Problem description: Each line containing the word "screenshot" should be found and copied.

Task input:
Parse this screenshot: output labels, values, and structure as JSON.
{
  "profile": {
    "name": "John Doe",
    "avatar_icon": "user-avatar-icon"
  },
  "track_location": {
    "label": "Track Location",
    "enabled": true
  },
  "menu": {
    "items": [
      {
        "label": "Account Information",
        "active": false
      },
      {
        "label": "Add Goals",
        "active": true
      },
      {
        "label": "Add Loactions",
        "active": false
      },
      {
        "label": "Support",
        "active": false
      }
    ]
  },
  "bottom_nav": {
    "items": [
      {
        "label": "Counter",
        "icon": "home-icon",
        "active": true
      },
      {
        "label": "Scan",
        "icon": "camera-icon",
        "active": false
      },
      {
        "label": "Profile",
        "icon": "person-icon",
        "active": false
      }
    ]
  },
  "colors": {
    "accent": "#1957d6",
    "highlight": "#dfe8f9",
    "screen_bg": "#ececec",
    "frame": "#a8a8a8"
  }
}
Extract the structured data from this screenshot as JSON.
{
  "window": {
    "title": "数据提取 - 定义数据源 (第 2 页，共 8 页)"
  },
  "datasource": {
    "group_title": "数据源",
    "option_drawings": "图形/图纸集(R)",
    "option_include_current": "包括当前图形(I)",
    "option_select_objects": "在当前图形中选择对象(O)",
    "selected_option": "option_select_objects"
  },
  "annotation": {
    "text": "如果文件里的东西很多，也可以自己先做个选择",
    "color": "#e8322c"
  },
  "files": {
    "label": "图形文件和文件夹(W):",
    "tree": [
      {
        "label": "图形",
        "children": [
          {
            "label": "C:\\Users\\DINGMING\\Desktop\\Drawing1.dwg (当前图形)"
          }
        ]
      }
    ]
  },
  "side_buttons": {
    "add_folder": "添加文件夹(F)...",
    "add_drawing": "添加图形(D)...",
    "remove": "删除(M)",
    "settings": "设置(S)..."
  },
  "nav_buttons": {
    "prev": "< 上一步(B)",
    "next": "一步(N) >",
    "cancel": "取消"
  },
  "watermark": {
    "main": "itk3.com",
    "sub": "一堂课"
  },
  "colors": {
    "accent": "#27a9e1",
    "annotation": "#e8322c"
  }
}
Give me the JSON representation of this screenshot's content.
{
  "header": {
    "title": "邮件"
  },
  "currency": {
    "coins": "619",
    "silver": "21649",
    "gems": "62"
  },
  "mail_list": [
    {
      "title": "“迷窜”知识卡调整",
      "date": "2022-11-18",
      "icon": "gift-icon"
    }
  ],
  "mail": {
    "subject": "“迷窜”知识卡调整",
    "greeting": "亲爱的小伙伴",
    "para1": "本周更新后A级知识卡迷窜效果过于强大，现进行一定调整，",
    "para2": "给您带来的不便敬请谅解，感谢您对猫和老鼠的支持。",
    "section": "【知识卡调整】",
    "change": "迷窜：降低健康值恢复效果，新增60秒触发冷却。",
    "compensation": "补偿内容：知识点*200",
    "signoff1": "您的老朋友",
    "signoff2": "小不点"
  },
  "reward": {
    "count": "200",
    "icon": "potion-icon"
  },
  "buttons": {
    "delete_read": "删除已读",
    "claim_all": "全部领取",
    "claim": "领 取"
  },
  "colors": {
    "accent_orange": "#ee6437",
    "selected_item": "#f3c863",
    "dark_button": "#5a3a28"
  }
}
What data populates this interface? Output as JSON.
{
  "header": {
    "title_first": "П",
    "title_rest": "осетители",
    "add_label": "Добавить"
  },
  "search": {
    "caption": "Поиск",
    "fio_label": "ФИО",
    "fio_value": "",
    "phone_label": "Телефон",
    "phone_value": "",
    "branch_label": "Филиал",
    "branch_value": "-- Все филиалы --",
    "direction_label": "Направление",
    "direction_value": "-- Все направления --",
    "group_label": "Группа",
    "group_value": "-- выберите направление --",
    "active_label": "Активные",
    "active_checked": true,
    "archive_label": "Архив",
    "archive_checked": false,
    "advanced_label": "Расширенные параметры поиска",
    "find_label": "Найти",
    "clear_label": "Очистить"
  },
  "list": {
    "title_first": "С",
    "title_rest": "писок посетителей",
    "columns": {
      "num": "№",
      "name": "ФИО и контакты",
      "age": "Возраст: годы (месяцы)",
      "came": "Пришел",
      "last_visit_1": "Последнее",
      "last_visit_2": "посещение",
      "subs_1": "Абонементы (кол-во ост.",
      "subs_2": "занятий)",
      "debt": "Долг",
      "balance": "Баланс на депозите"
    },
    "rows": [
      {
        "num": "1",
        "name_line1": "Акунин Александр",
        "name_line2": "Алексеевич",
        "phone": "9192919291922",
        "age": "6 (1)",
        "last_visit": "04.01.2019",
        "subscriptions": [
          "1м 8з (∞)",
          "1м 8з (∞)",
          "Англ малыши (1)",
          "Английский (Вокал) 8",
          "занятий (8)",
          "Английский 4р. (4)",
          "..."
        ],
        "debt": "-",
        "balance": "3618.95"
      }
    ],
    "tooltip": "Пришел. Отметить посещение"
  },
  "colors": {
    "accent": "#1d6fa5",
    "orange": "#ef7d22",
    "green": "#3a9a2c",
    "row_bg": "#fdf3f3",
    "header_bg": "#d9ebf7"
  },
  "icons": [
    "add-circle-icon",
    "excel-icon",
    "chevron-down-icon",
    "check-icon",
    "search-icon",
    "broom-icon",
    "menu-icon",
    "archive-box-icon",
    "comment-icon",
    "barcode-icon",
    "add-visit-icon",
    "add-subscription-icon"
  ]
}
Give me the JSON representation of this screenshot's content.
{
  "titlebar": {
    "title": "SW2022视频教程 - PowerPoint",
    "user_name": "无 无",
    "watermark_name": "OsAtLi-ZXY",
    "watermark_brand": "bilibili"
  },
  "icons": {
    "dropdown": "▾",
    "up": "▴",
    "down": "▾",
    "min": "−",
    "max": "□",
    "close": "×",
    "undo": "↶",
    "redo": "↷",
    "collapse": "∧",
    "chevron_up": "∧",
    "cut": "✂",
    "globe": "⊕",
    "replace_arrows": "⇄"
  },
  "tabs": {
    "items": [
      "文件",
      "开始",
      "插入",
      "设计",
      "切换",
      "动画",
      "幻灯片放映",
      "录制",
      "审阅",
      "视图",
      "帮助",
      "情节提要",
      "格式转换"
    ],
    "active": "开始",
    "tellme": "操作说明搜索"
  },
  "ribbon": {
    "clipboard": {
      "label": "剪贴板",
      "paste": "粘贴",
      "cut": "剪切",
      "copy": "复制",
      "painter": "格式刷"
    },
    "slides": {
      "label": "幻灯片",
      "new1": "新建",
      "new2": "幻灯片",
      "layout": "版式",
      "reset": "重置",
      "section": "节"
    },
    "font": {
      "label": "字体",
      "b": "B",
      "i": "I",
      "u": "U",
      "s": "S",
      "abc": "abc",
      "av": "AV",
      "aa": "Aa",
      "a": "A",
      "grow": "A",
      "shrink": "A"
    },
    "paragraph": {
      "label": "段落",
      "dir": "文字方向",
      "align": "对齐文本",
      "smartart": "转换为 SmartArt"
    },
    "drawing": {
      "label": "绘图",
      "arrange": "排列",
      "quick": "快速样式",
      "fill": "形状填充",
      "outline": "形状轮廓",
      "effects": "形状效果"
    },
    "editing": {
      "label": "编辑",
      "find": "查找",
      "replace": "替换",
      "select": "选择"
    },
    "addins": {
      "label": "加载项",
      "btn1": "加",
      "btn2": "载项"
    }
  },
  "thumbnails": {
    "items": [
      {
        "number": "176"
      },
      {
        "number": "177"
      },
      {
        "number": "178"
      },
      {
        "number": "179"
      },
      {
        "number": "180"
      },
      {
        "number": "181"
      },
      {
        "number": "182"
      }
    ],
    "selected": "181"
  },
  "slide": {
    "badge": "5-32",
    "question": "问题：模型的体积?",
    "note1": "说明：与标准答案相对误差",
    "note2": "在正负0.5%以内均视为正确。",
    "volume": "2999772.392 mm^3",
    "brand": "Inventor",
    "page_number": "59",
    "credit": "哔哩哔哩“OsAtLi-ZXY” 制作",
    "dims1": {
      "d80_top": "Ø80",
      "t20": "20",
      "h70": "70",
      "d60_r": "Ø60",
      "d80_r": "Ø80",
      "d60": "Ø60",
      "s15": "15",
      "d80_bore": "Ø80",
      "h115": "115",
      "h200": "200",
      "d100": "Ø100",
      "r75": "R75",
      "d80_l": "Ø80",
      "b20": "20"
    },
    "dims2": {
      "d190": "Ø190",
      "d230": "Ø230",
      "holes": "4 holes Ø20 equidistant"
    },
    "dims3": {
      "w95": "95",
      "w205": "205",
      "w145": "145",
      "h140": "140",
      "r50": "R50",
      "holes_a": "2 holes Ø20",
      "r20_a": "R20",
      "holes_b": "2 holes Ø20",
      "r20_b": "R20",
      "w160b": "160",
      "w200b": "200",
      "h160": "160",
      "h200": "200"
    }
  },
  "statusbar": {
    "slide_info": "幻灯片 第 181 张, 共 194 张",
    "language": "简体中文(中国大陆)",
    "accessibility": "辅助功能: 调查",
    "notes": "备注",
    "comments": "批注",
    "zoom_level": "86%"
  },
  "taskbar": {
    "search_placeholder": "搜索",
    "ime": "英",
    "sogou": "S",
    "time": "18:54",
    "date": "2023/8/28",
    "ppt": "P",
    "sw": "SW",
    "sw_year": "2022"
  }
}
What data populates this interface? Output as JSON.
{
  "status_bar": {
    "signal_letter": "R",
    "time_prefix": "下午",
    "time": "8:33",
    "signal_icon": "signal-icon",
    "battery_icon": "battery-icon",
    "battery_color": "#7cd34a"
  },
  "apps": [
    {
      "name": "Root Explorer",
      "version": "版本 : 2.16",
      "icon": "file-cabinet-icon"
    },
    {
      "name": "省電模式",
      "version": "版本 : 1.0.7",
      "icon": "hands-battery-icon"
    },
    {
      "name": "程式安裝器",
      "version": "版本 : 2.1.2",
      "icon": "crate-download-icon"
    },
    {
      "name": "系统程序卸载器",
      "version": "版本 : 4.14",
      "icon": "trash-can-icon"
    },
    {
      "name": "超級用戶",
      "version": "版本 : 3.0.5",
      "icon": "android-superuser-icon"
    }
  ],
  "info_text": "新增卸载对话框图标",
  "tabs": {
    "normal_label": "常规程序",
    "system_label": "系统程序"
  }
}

Worked answer:
Parse this screenshot: output labels, values, and structure as JSON.
Extract the structured data from this screenshot as JSON.
Give me the JSON representation of this screenshot's content.
Give me the JSON representation of this screenshot's content.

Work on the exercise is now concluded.